Given instruction — Locate each line below that includes "tính" and reproduce it.

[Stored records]
+++
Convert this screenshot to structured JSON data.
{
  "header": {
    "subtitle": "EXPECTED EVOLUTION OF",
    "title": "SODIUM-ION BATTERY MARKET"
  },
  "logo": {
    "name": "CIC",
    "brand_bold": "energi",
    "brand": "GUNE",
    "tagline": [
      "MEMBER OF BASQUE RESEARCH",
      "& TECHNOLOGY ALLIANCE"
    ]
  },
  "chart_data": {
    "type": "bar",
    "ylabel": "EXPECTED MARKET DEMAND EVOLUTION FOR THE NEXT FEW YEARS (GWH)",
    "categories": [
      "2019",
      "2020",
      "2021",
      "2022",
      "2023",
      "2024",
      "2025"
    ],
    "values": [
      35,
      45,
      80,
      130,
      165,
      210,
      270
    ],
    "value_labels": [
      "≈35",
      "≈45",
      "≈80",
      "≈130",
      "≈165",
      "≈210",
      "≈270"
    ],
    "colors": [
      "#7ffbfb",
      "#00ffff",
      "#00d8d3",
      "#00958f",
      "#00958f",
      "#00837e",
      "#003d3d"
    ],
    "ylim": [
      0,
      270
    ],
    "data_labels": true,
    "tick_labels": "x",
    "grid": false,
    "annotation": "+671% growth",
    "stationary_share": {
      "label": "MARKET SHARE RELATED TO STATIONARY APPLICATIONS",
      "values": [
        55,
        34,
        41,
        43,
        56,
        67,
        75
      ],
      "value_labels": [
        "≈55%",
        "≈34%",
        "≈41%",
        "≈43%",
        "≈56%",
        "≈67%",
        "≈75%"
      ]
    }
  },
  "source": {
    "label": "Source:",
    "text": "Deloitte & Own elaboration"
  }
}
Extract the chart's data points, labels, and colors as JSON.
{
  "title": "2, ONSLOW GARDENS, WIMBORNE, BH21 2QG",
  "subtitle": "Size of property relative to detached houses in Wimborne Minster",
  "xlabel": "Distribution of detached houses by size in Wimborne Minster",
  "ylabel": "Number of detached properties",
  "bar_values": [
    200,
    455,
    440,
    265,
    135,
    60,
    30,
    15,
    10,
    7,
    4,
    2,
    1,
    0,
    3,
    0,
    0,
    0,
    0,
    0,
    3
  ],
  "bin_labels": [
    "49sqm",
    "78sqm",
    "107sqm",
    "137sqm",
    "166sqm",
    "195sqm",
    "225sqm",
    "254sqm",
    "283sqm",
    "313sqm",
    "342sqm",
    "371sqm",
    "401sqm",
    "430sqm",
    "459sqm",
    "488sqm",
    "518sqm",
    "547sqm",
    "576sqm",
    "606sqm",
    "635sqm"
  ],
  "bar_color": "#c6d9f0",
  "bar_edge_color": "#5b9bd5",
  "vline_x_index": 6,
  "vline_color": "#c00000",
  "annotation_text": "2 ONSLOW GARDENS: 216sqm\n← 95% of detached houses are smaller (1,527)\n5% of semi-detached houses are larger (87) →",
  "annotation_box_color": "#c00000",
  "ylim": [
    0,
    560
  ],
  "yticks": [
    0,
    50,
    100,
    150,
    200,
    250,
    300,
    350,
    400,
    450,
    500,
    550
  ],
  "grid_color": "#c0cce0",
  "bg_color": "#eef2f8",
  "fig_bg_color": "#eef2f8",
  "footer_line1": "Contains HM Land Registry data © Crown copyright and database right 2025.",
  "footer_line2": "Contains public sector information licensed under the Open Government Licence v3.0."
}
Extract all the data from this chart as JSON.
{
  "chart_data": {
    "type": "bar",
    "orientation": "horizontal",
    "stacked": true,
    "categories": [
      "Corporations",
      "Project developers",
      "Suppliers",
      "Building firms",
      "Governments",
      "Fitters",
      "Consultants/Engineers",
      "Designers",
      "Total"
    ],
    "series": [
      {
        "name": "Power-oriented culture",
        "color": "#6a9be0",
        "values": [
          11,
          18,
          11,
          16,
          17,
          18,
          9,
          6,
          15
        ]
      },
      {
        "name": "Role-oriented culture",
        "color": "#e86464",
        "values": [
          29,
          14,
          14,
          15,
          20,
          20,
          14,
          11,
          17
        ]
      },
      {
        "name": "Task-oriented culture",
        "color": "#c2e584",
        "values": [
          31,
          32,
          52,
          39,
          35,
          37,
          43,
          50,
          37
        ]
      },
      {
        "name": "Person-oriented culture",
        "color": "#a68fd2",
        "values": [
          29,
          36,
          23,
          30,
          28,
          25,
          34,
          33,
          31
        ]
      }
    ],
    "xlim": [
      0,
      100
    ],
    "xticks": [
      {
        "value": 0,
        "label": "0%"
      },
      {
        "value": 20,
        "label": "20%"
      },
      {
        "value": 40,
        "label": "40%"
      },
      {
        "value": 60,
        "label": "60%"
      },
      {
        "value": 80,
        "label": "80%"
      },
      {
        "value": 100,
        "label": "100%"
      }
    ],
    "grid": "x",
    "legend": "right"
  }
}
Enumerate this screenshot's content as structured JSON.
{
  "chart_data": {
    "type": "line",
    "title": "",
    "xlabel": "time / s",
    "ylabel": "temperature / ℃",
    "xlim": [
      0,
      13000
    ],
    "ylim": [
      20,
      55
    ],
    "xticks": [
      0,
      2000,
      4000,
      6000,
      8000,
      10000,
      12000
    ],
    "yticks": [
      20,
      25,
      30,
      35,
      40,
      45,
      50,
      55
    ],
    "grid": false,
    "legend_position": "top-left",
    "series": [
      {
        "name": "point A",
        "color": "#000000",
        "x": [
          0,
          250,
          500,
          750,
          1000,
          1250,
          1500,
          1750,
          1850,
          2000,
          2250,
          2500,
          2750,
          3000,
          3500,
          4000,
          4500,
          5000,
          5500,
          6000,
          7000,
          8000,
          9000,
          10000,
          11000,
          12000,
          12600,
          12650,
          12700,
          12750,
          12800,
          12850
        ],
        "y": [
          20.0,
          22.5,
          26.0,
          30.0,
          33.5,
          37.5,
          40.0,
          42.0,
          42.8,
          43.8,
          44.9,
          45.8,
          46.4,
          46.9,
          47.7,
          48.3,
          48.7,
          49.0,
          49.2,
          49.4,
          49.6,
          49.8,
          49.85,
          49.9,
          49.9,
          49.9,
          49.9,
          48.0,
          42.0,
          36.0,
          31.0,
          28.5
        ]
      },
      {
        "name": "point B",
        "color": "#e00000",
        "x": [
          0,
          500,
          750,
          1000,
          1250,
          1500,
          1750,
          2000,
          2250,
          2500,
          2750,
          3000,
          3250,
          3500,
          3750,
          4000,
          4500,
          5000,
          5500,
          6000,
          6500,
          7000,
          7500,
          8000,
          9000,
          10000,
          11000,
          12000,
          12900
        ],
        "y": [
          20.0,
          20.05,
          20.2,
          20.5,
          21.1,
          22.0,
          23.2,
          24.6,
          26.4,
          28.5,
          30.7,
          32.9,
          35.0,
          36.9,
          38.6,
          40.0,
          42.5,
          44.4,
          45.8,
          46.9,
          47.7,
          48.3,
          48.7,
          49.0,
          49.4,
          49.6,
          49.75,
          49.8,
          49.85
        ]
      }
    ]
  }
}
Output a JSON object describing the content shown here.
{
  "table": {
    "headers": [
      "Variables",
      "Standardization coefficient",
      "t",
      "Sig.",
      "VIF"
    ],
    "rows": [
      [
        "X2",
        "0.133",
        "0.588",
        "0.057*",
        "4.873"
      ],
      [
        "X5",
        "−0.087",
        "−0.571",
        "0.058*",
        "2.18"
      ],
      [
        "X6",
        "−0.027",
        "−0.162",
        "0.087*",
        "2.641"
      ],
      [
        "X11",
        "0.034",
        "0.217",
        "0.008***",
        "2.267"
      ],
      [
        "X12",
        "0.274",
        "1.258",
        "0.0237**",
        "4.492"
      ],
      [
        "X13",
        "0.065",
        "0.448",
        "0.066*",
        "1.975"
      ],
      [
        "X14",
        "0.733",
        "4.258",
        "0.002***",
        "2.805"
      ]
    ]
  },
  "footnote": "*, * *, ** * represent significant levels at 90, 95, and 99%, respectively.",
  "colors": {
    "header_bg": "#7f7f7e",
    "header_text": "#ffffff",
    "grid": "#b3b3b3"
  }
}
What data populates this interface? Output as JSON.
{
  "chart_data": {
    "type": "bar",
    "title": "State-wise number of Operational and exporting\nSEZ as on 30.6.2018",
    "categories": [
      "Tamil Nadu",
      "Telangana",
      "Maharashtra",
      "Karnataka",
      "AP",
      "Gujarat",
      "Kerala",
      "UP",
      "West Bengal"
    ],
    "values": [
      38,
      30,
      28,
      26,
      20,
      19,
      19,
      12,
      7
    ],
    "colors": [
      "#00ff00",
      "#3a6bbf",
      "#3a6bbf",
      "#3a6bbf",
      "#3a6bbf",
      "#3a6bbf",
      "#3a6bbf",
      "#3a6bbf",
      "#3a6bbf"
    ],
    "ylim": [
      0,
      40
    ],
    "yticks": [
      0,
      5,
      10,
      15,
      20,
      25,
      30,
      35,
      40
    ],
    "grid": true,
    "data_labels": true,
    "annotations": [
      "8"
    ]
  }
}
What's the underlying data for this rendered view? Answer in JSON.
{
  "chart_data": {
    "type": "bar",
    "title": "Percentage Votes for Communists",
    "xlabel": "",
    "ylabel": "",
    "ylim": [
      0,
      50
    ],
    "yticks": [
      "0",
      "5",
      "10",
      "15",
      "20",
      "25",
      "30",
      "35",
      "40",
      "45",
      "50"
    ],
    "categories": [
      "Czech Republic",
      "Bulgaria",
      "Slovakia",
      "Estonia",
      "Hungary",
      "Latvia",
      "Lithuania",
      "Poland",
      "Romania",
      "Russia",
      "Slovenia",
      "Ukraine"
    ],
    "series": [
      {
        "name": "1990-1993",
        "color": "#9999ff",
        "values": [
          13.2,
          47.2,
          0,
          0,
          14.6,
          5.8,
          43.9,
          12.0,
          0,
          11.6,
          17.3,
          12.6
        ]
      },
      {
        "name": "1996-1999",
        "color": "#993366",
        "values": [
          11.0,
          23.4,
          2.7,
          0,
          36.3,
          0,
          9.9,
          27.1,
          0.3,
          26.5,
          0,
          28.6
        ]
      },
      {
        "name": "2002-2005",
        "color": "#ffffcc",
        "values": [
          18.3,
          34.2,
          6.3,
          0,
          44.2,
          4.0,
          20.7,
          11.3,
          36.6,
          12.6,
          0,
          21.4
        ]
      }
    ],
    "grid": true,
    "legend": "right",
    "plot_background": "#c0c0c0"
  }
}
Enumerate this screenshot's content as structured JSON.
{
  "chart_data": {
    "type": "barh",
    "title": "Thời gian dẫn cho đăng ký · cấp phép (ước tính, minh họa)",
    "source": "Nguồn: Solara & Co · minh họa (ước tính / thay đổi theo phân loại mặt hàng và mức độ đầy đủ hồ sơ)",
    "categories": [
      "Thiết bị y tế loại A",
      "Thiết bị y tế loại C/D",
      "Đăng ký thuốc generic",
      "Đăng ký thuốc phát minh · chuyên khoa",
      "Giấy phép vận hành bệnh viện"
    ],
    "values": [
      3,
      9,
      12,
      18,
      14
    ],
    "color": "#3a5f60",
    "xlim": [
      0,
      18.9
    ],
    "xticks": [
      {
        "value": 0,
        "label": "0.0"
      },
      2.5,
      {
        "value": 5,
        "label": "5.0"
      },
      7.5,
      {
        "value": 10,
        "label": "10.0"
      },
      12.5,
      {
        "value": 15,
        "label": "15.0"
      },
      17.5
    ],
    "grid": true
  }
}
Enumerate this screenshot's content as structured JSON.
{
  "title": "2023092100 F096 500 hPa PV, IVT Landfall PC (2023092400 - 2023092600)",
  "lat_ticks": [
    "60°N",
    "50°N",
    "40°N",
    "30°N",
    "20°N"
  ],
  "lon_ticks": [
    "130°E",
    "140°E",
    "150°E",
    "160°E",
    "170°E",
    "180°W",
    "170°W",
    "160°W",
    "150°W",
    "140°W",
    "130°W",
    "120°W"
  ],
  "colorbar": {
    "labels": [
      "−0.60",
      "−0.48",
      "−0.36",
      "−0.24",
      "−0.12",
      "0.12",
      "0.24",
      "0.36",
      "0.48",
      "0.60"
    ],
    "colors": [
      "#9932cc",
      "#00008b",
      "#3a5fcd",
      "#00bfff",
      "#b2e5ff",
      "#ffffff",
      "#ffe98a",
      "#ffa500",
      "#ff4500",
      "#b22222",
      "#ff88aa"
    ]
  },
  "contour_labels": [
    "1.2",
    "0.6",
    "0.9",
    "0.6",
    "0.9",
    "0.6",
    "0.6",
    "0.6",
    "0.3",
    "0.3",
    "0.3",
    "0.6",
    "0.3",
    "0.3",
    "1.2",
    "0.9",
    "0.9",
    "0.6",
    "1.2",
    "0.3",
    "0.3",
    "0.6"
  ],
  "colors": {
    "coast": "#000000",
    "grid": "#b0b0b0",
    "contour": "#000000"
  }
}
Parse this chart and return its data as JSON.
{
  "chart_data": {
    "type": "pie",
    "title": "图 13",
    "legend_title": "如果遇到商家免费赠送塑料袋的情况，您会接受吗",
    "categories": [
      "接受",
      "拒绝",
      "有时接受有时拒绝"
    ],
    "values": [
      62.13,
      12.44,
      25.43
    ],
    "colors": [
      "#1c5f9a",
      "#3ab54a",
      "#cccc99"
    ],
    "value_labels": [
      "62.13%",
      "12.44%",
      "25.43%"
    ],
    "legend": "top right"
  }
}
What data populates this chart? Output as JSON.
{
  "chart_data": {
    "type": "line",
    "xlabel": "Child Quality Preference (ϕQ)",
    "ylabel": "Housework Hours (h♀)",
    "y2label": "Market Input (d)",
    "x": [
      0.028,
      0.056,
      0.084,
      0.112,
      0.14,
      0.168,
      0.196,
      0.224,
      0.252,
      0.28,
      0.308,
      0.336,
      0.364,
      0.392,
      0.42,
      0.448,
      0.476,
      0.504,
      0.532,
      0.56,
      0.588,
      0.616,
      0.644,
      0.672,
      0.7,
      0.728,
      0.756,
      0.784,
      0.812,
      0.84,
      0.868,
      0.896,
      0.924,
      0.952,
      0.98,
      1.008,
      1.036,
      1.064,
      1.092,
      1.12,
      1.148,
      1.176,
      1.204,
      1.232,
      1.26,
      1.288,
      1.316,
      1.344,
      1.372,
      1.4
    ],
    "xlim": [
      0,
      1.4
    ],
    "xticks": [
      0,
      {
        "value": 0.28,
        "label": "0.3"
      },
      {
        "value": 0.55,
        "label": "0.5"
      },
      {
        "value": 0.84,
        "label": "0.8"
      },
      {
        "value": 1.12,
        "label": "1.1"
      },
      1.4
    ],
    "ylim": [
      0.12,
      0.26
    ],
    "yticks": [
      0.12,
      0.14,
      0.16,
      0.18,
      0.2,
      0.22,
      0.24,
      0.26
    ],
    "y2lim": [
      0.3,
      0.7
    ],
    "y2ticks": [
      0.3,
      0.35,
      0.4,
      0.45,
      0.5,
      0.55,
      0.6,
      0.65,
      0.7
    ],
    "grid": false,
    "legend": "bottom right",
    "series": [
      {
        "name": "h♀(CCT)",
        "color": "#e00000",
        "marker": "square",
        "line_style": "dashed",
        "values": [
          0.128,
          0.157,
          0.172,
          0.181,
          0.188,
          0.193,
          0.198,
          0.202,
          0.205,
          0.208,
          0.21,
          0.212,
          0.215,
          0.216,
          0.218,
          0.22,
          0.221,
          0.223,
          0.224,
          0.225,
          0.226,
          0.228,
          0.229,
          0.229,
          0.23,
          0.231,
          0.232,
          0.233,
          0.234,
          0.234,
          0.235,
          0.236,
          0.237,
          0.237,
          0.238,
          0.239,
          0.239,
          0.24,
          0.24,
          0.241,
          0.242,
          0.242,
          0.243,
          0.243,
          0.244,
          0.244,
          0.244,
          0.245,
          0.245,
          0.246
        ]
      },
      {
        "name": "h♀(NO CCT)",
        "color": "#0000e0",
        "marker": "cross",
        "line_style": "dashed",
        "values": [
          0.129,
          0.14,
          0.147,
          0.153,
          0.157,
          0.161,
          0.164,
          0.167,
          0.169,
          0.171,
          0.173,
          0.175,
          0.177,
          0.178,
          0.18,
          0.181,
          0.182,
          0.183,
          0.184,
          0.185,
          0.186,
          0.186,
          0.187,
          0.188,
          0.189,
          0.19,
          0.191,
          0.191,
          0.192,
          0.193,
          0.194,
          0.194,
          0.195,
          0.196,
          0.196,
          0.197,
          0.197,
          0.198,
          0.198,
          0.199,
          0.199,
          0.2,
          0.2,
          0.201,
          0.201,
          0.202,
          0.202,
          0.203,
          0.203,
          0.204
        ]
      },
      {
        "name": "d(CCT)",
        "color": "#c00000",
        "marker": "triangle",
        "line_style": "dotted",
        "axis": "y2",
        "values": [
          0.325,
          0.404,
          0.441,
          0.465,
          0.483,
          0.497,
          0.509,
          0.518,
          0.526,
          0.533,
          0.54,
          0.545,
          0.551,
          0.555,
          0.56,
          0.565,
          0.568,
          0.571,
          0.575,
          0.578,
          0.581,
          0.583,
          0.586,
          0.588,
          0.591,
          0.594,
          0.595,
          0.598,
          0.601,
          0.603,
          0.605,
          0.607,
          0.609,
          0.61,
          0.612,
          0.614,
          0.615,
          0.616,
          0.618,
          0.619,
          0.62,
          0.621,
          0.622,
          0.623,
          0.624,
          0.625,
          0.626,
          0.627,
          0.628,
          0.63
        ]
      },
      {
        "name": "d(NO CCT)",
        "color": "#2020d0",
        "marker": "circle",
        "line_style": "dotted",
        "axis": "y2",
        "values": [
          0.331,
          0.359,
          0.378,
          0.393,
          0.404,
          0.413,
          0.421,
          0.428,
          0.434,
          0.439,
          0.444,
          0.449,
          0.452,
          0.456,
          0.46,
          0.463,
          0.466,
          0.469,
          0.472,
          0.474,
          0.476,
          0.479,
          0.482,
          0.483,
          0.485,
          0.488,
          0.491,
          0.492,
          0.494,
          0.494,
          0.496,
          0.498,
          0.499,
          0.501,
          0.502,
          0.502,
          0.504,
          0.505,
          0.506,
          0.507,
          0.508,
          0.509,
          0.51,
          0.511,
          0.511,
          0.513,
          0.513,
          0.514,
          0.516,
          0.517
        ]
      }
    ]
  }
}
+++
The answer —
    "title": "Thời gian dẫn cho đăng ký · cấp phép (ước tính, minh họa)",
    "source": "Nguồn: Solara & Co · minh họa (ước tính / thay đổi theo phân loại mặt hàng và mức độ đầy đủ hồ sơ)",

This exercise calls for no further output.